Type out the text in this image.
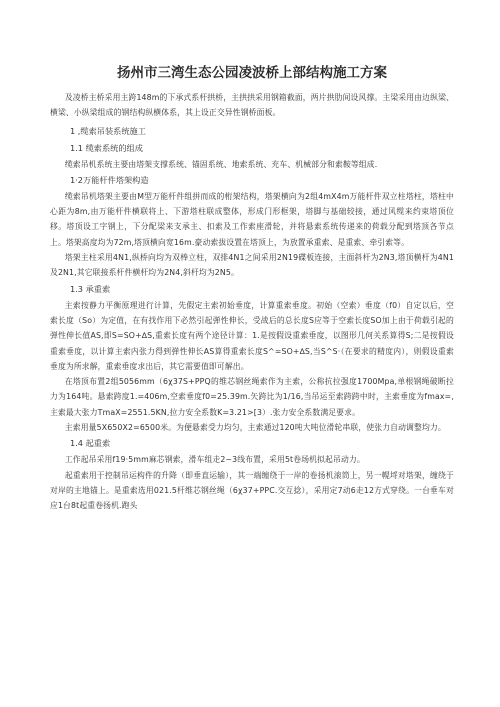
扬州市三湾生态公园凌波桥上部结构施工方案

及凌桥主桥采用主跨148m的下承式系杆拱桥，主拱拱采用钢箱截面，两片拱肋间设风撑。主梁采用由边纵梁、横梁、小纵梁组成的钢结构纵横体系，其上设正交异性钢桥面板。

1 ,缆索吊装系统施工
1.1 缆索系统的组成

缆索吊机系统主要由塔架支撑系统、锚固系统、地索系统、充车、机械部分和索鞍等组成.

1·2万能杆件塔架构造

缆索吊机塔架主要由M型万能杆件组拼而成的桁架结构，塔架横向为2组4mX4m万能杆件双立柱塔柱，塔柱中心距为8m,由万能杆件横联将上、下游塔柱联成整体，形成门形框架，塔脚与基础较接，通过风缆来约束塔顶位移。塔顶设工字钢上，下分配梁来支承主、扣索及工作索座滑轮，并将悬索系统传递来的荷载分配到塔顶各节点上。塔架高度均为72m,塔顶横向宽16m.豪动索拔设置在塔顶上，为放置承重索、是重索、牵引索等。

塔架主柱采用4N1,纵桥向均为双棒立柱，双排4N1之间采用2N19碟板连接，主面斜杆为2N3,塔顶横杆为4N1及2N1,其它联接系杆件横杆均为2N4,斜杆均为2N5。

1.3 承重索

主索按静力平衡原理进行计算，先假定主索初始垂度，计算重索垂度。初始（空索）垂度（f0）自定以后，空索长度（So）为定值，在有找作用下必然引起弹性伸长，受战后的总长度S应等于空索长度SO加上由于荷载引起的弹性伸长值AS,即S=SO+∆S,重索长度有两个途径计算：1.是按假设重索垂度，以图形几何关系算得S;二是按假设重索垂度，以计算主索内张力得到弹性伸长AS算得重索长度S^=SO+∆S,当S^S·（在要求的精度内），则假设重索垂度为所求解，重索垂度求出后，其它需要值即可解出。

在塔顶布置2组5056mm（6χ37S+PPQ的维芯钢丝绳索作为主索，公称抗拉强度1700Mpa,单根钢绳破断拉力为164吨。悬索跨度1.=406m,空索垂度f0=25.39m.矢跨比为1/16,当吊运至索跨跨中时，主索垂度为fmax=,主索最大张力TmaX=2551.5KN,拉力安全系数K=3.21>[3）.张力安全系数满足要求。

主索用量5X650X2=6500米。为便悬索受力均匀，主索通过120吨大吨位滑轮串联，使张力自动调整均力。

1.4 起重索

工作起吊采用f19·5mm麻芯钢索，滑车组走2~3线布置，采用5t卷场机拟起吊动力。

起重索用于控制吊运构件的升降（即垂直运输），其一端缠绕于一岸的卷扬机滚筒上，另一幌埒对塔架，缠绕于对岸的主地锚上。是重索选用021.5杆维芯钢丝绳（6χ37+PPC.交互捻），采用定7动6走12方式穿绕。一台垂车对应1台8t起重卷扬机.跑头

* **What is expected**
Return to the listing above and set it down exactly, leaving out its pictures.

* **Output**
Type out the text in this image.
扬州市三湾生态公园凌波桥上部结构施工方案

及凌桥主桥采用主跨148m的下承式系杆拱桥，主拱拱采用钢箱截面，两片拱肋间设风撑。主梁采用由边纵梁、横梁、小纵梁组成的钢结构纵横体系，其上设正交异性钢桥面板。

1 ,缆索吊装系统施工
1.1 缆索系统的组成

缆索吊机系统主要由塔架支撑系统、锚固系统、地索系统、充车、机械部分和索鞍等组成.

1·2万能杆件塔架构造

缆索吊机塔架主要由M型万能杆件组拼而成的桁架结构，塔架横向为2组4mX4m万能杆件双立柱塔柱，塔柱中心距为8m,由万能杆件横联将上、下游塔柱联成整体，形成门形框架，塔脚与基础较接，通过风缆来约束塔顶位移。塔顶设工字钢上，下分配梁来支承主、扣索及工作索座滑轮，并将悬索系统传递来的荷载分配到塔顶各节点上。塔架高度均为72m,塔顶横向宽16m.豪动索拔设置在塔顶上，为放置承重索、是重索、牵引索等。

塔架主柱采用4N1,纵桥向均为双棒立柱，双排4N1之间采用2N19碟板连接，主面斜杆为2N3,塔顶横杆为4N1及2N1,其它联接系杆件横杆均为2N4,斜杆均为2N5。

1.3 承重索

主索按静力平衡原理进行计算，先假定主索初始垂度，计算重索垂度。初始（空索）垂度（f0）自定以后，空索长度（So）为定值，在有找作用下必然引起弹性伸长，受战后的总长度S应等于空索长度SO加上由于荷载引起的弹性伸长值AS,即S=SO+∆S,重索长度有两个途径计算：1.是按假设重索垂度，以图形几何关系算得S;二是按假设重索垂度，以计算主索内张力得到弹性伸长AS算得重索长度S^=SO+∆S,当S^S·（在要求的精度内），则假设重索垂度为所求解，重索垂度求出后，其它需要值即可解出。

在塔顶布置2组5056mm（6χ37S+PPQ的维芯钢丝绳索作为主索，公称抗拉强度1700Mpa,单根钢绳破断拉力为164吨。悬索跨度1.=406m,空索垂度f0=25.39m.矢跨比为1/16,当吊运至索跨跨中时，主索垂度为fmax=,主索最大张力TmaX=2551.5KN,拉力安全系数K=3.21>[3）.张力安全系数满足要求。

主索用量5X650X2=6500米。为便悬索受力均匀，主索通过120吨大吨位滑轮串联，使张力自动调整均力。

1.4 起重索

工作起吊采用f19·5mm麻芯钢索，滑车组走2~3线布置，采用5t卷场机拟起吊动力。

起重索用于控制吊运构件的升降（即垂直运输），其一端缠绕于一岸的卷扬机滚筒上，另一幌埒对塔架，缠绕于对岸的主地锚上。是重索选用021.5杆维芯钢丝绳（6χ37+PPC.交互捻），采用定7动6走12方式穿绕。一台垂车对应1台8t起重卷扬机.跑头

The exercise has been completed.